→ **Selected passage**:
[SOLVED] SuSE Linux RAID Faulty disk replacement

LinuGeek · 01-09-2021, 06:19 AM

Hello Experts,

We have a important Database Server with SUSE Linux Enterprise Server 12. The previous admin has setup it as follows.

4 internal disks :

1+1 --RAID-1 Software RAID --> ROOT Partitions
1+1 --RAID-1 Software RAID --> Data Partitions with Database.

Root Partitions have further LVM on top of it and then sliced to have Logical volumes of /usr /boot etc.

So there are 2 Volume groups. 1 System VG and 2. Data VG.

There are 4 Disks sda+sdb and sdc+sdd

Recently we noticed that one ofthe disks out of Software RAID group System is gone bad and the server
continued to work without any problem (Thanks to RAID 1 Mirroring).
See below, 3 Software RAID partitions are marked as Failed/degraded. md0, md1 and md2.
Which are System Partitions. md3 is for database.
So sda1,sda2 and sda3

Code:

#cat /proc/mdstat
Personalities : [raid1]

md0 : active raid1 sdb1[1] sda1[0](F)	<<<<<-------------
      1051584 blocks super 1.0 [2/1] [_U]
      bitmap: 1/1 pages [4KB], 65536KB chunk

md1 : active raid1 sdb2[1] sda2[0](F)	<<<<<-------------
      18876288 blocks super 1.0 [2/1] [_U]
      bitmap: 1/1 pages [4KB], 65536KB chunk

md2 : active raid1 sdb3[1] sda3[0](F)	<<<<<-------------
      956832576 blocks super 1.0 [2/1] [_U]
      bitmap: 2/8 pages [8KB], 65536KB chunk

md3 : active raid1 sdc1[0] sdd1[1]
      976760640 blocks super 1.0 [2/2] [UU]
      bitmap: 2/8 pages [8KB], 65536KB chunk

unused devices: <none>

We have to replace the faulty disk (sda) so that it builds back the original structure.

I have come up with following plan. Please suggest modifications.

→ **Dataset content**:
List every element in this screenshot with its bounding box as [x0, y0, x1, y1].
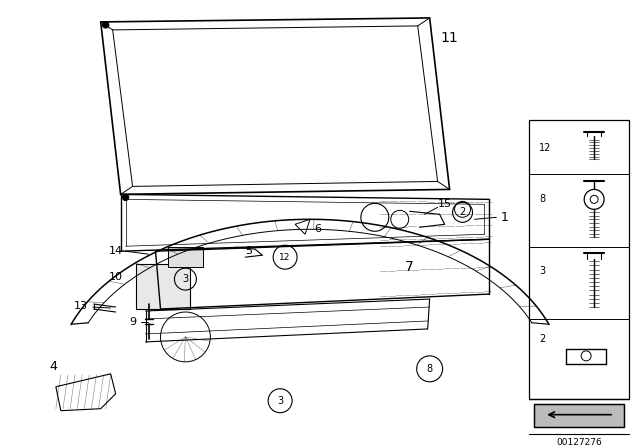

→ **What you are asked to do**: Can you write what comes next in the forum thread on replacing the faulty disk in the SUSE Linux software RAID, starting right after its last sentence? The listing comes from a different source than the thread about the faulty RAID disk.

→ **Task output**:
1. Shutdown the server that will eventually also take down the database.
2. Take out the faulty disk
3. Replace with new one
4. And restart the server
5. Auto-Build process of mirroring the new disk from the existing one should start.

This sounds more of an automated process.

If this does not work then we can manually do few more steps.

Quote:

Question can we do this on existing runlevel without any problem??

1. Mark the disk as failed if it is not already marked F by the system.

Code:

# mdadm --manage /dev/md0 --fail /dev/sda1
# mdadm --manage /dev/md1 --fail /dev/sda2
# mdadm --manage /dev/md2 --fail /dev/sda3

To verify that the disk is failed, check /proc/mdstat:

2. Remove the disk by mdadm

Code:

# mdadm --manage /dev/md0 --remove /dev/sda1
# mdadm --manage /dev/md1 --remove /dev/sda2
# mdadm --manage /dev/md2 --remove /dev/sda3

3. Replace the disk

Quote:

Question how to identify the faulty disk??

4. Copy the partition table to the new disk
(Caution: This sfdisk command will replace the entire partition table on the target disk with that of the source disk – use an alternative command if you need to preserve other partition information)

Code:

# sfdisk -d /dev/sdb | sfdisk /dev/sda

5. Create the mirror of the disk:

Code:

# mdadm --manage /dev/md0 --add /dev/sda1
# mdadm --manage /dev/md1 --add /dev/sda2
# mdadm --manage /dev/md2 --add /dev/sda3

6. To test the setup, enter the below command:

Code:

# /sbin/mdadm --detail /dev/md0

The following command will show the current progress of the recovery of the mirror disk:

Code:

7.# cat /proc/mdstat

System backup is in place.
Please give your valuable inputs.

Quote:

If there is any better option?

Thank you in advance.

Regards,
Admin

Ser Olmy · 01-09-2021, 08:22 AM

Quote:

Originally Posted by LinuGeek

1. Shutdown the server that will eventually also take down the database.
2. Take out the faulty disk
3. Replace with new one
4. And restart the server

If you have to. Most SATA controllers/drivers support hotplugging, but unless the drive is in a hotplug tray, you'd better shut down the server first.

Also, I'd add this step from your alternative routine:

0. Remove the failed partitions with:

Code:

mdadm --manage /dev/md0 --remove /dev/sda1
mdadm --manage /dev/md1 --remove /dev/sda2
mdadm --manage /dev/md2 --remove /dev/sda2

You should definitely do this before powering down the server.

And you will obviously also have to find a way to identify the failed drive before powering down. If it isn't obvious which drive is which, run smartctl on the working drives and make a note of the serial numbers.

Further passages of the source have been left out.